Determine how many lines contain the string "color". Respond with that number and nothing more.

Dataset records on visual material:

· · · ·

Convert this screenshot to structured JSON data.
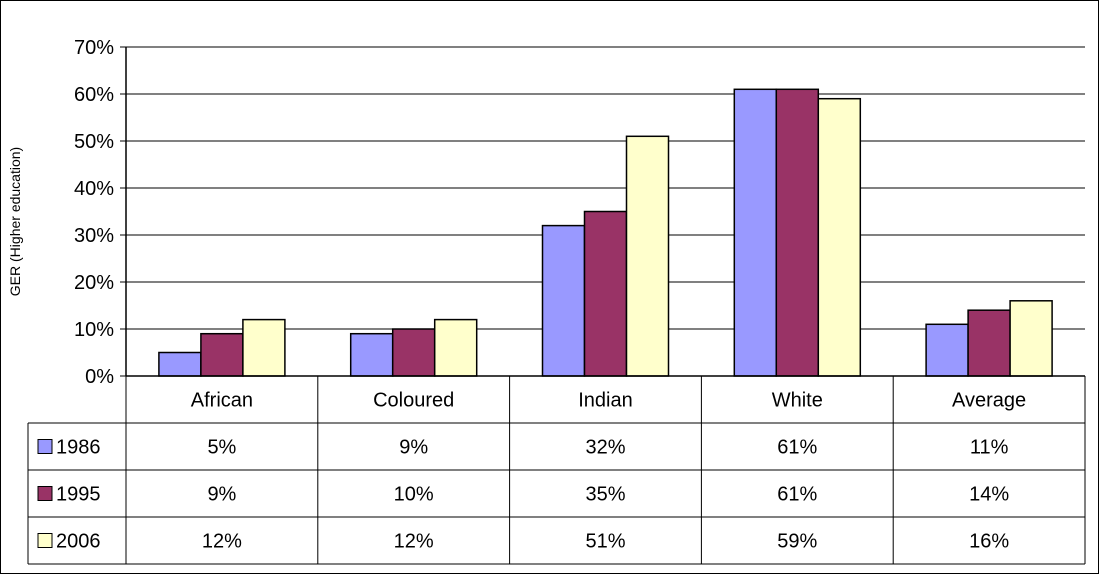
{
  "chart_data": {
    "type": "bar",
    "title": "",
    "ylabel": "GER (Higher education)",
    "xlabel": "",
    "ylim": [
      0,
      70
    ],
    "yticks": [
      "0%",
      "10%",
      "20%",
      "30%",
      "40%",
      "50%",
      "60%",
      "70%"
    ],
    "categories": [
      "African",
      "Coloured",
      "Indian",
      "White",
      "Average"
    ],
    "grid": true,
    "legend": "data-table",
    "series": [
      {
        "name": "1986",
        "color": "#9999ff",
        "values": [
          5,
          9,
          32,
          61,
          11
        ],
        "labels": [
          "5%",
          "9%",
          "32%",
          "61%",
          "11%"
        ]
      },
      {
        "name": "1995",
        "color": "#993366",
        "values": [
          9,
          10,
          35,
          61,
          14
        ],
        "labels": [
          "9%",
          "10%",
          "35%",
          "61%",
          "14%"
        ]
      },
      {
        "name": "2006",
        "color": "#ffffcc",
        "values": [
          12,
          12,
          51,
          59,
          16
        ],
        "labels": [
          "12%",
          "12%",
          "51%",
          "59%",
          "16%"
        ]
      }
    ]
  }
}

· · · ·

Written answer: 3